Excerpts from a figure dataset
[start]
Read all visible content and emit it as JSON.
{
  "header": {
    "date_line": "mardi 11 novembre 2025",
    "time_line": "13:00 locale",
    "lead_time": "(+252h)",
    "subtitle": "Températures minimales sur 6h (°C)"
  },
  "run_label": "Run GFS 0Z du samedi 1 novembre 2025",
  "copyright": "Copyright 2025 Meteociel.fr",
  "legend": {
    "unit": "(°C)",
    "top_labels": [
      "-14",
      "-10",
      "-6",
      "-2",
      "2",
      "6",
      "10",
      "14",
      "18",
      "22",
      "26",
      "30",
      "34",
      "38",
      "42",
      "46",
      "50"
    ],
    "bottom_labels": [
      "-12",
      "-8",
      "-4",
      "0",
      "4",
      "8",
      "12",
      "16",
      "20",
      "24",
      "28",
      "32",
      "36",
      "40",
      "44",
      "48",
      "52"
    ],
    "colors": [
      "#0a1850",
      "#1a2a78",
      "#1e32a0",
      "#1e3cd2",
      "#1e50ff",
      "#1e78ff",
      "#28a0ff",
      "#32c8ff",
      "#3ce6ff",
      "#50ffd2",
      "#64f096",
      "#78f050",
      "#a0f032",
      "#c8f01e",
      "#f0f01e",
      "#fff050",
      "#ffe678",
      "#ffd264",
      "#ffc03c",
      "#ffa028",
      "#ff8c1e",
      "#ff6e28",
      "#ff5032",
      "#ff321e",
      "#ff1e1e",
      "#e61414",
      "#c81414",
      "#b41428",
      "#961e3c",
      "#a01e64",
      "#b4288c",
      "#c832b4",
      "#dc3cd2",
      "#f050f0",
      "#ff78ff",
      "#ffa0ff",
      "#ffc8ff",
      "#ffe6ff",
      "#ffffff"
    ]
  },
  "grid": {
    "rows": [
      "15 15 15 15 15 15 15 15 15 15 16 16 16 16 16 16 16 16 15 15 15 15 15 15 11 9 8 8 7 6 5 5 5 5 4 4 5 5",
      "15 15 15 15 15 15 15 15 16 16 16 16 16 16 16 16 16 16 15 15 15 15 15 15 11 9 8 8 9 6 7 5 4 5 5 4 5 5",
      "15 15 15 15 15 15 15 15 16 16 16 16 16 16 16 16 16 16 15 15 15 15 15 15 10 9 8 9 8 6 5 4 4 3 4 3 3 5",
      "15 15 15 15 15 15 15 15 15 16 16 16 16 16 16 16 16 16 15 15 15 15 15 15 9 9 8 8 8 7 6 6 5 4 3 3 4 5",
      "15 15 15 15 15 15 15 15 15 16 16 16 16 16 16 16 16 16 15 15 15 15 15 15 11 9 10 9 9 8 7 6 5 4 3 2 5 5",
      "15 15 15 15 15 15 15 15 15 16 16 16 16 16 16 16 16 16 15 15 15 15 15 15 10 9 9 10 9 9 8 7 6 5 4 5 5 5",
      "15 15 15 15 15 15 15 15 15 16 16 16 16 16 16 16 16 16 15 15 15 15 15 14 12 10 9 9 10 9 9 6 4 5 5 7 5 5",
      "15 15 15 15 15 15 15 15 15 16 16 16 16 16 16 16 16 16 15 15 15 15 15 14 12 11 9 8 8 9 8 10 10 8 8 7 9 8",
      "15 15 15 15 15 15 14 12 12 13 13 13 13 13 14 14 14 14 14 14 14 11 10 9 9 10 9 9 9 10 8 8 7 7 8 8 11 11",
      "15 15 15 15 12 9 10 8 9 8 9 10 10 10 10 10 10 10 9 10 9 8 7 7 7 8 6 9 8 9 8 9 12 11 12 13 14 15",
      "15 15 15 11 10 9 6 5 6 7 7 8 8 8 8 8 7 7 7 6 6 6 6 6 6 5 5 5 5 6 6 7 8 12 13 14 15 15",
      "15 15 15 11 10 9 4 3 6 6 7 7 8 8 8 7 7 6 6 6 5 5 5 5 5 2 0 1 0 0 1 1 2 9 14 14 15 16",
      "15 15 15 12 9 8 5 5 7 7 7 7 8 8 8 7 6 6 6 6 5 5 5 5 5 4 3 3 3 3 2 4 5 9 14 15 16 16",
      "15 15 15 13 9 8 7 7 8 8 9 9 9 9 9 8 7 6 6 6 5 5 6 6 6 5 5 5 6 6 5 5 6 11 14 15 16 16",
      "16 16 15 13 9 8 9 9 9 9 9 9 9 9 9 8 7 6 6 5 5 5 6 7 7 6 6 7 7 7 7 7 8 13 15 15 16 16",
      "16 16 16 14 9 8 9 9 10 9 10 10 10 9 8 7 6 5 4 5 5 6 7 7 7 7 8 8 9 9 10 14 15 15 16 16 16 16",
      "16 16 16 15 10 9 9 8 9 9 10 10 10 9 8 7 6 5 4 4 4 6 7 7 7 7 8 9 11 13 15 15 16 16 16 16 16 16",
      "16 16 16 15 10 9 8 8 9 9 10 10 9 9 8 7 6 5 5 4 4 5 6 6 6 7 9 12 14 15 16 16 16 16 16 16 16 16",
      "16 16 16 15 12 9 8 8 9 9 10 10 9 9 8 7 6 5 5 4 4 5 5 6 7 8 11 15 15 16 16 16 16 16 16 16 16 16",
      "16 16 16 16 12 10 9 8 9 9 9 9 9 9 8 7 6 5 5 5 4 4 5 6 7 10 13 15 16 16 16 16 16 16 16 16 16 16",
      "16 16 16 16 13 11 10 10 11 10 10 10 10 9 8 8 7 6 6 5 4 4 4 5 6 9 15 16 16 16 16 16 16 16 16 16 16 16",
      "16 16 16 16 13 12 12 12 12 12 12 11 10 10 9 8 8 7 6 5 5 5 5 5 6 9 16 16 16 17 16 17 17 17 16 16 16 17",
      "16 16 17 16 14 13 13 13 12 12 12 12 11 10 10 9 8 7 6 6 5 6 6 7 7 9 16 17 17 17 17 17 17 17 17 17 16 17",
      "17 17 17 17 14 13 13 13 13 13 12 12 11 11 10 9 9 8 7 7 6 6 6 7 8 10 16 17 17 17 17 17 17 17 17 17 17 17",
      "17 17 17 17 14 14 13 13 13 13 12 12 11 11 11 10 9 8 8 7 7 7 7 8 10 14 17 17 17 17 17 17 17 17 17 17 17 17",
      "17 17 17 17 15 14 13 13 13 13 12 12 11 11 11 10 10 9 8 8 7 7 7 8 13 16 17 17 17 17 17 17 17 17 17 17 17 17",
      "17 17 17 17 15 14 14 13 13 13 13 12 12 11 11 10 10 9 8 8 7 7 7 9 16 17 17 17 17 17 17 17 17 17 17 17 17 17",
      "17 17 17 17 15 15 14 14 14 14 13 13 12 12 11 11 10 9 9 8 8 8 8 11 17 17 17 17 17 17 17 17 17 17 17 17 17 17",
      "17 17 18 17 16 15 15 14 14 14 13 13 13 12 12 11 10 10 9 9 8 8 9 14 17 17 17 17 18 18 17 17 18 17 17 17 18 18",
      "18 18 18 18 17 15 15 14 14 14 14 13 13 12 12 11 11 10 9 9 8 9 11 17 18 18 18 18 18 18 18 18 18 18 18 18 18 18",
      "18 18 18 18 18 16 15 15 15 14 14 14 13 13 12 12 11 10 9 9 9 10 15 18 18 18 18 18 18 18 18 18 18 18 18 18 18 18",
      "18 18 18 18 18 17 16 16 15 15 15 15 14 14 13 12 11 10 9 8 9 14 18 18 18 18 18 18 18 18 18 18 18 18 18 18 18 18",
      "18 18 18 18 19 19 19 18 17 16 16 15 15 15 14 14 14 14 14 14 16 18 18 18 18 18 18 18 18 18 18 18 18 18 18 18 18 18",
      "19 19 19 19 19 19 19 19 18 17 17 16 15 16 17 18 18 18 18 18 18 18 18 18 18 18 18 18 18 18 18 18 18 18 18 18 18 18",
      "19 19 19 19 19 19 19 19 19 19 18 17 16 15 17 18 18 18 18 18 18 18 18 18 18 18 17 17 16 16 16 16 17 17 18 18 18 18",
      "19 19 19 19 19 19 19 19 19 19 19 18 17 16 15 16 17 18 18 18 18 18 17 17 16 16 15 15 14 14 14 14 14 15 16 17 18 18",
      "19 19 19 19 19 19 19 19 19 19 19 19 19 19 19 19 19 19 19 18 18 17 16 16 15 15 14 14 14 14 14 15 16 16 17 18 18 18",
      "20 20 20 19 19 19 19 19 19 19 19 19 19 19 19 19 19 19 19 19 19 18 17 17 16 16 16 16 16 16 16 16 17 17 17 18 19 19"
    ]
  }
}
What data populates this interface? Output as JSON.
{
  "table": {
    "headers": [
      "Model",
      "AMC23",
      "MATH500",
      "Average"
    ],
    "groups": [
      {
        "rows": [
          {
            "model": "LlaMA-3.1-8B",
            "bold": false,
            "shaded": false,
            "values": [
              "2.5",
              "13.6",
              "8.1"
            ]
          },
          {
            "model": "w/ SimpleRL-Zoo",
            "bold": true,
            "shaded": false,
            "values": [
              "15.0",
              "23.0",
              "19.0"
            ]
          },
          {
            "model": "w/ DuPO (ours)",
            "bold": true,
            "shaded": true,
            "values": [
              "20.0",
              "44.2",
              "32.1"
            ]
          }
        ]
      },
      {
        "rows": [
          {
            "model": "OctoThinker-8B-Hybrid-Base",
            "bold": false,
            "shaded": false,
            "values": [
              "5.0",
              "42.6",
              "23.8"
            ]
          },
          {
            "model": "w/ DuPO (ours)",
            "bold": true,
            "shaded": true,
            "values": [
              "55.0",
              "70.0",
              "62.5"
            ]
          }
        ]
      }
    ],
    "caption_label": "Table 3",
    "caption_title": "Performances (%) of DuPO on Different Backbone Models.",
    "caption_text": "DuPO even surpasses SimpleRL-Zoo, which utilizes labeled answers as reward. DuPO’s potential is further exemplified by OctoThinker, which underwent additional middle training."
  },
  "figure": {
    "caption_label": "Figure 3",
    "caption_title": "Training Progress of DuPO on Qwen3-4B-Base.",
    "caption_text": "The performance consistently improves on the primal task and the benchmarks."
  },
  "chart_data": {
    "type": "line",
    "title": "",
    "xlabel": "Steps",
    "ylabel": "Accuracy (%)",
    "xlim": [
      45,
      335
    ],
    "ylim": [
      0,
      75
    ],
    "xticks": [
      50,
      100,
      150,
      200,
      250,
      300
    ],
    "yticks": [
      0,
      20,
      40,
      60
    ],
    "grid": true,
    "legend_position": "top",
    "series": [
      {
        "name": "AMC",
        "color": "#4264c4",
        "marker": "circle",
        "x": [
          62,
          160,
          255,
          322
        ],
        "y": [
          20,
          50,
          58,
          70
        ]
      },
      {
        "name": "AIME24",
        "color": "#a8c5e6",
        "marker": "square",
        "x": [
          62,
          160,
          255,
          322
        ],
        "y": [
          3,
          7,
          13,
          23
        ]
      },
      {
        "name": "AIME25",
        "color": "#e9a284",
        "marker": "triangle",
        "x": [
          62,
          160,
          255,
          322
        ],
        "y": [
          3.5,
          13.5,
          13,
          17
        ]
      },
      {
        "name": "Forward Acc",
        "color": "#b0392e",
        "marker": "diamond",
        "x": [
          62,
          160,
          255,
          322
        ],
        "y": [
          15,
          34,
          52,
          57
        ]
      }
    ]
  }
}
[end]
- **What is being asked**:
From the records above, pull out every line containing the word "DuPO".

- **Task result**:
            "model": "w/ DuPO (ours)",
            "model": "w/ DuPO (ours)",
    "caption_title": "Performances (%) of DuPO on Different Backbone Models.",
    "caption_text": "DuPO even surpasses SimpleRL-Zoo, which utilizes labeled answers as reward. DuPO’s potential is further exemplified by OctoThinker, which underwent additional middle training."
    "caption_title": "Training Progress of DuPO on Qwen3-4B-Base.",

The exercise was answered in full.